** TASK OBJECTIVE **
Provide only the number of lines in the records below that include "административной".

--- Start TASK INPUTS ---

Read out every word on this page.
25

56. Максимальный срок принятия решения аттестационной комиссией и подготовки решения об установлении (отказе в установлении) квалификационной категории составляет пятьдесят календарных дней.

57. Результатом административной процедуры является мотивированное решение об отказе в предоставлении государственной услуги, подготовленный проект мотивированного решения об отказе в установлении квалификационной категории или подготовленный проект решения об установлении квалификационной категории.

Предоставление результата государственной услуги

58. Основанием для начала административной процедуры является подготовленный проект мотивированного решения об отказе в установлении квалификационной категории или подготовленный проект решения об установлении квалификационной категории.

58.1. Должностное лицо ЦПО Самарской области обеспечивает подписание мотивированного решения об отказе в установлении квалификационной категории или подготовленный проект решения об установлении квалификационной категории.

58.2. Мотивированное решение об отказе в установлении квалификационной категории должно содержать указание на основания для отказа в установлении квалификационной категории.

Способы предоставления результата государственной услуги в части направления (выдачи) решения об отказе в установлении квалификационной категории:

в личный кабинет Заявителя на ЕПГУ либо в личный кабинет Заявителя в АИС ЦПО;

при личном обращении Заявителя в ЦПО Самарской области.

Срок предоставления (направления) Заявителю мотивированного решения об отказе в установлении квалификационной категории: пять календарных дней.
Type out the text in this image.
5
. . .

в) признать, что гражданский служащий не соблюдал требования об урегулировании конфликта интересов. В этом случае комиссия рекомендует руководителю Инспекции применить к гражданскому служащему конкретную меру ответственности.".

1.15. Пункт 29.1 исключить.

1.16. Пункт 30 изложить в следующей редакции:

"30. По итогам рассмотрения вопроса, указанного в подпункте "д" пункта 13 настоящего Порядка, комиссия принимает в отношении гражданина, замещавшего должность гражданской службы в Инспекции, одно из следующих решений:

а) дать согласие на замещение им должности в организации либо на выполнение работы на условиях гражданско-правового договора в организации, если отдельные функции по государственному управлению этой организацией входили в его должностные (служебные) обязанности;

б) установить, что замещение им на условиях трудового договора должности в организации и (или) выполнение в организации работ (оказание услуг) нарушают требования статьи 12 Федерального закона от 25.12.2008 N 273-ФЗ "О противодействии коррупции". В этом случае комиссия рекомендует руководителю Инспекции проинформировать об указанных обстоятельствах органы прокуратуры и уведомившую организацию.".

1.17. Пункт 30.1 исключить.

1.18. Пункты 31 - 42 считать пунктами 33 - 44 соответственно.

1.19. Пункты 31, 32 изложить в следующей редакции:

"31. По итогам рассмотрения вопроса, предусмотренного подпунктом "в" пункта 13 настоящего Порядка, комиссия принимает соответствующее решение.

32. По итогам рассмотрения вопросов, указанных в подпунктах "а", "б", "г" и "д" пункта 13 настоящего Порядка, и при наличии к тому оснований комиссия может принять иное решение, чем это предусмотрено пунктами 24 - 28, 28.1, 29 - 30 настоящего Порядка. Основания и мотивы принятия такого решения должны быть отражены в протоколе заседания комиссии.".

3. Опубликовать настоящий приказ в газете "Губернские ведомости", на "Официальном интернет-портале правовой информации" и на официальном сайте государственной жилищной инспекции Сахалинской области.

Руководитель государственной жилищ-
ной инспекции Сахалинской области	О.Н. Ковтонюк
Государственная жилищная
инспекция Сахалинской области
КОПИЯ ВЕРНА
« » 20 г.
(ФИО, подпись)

--- End TASK INPUTS ---

** WRITTEN REPLY **
2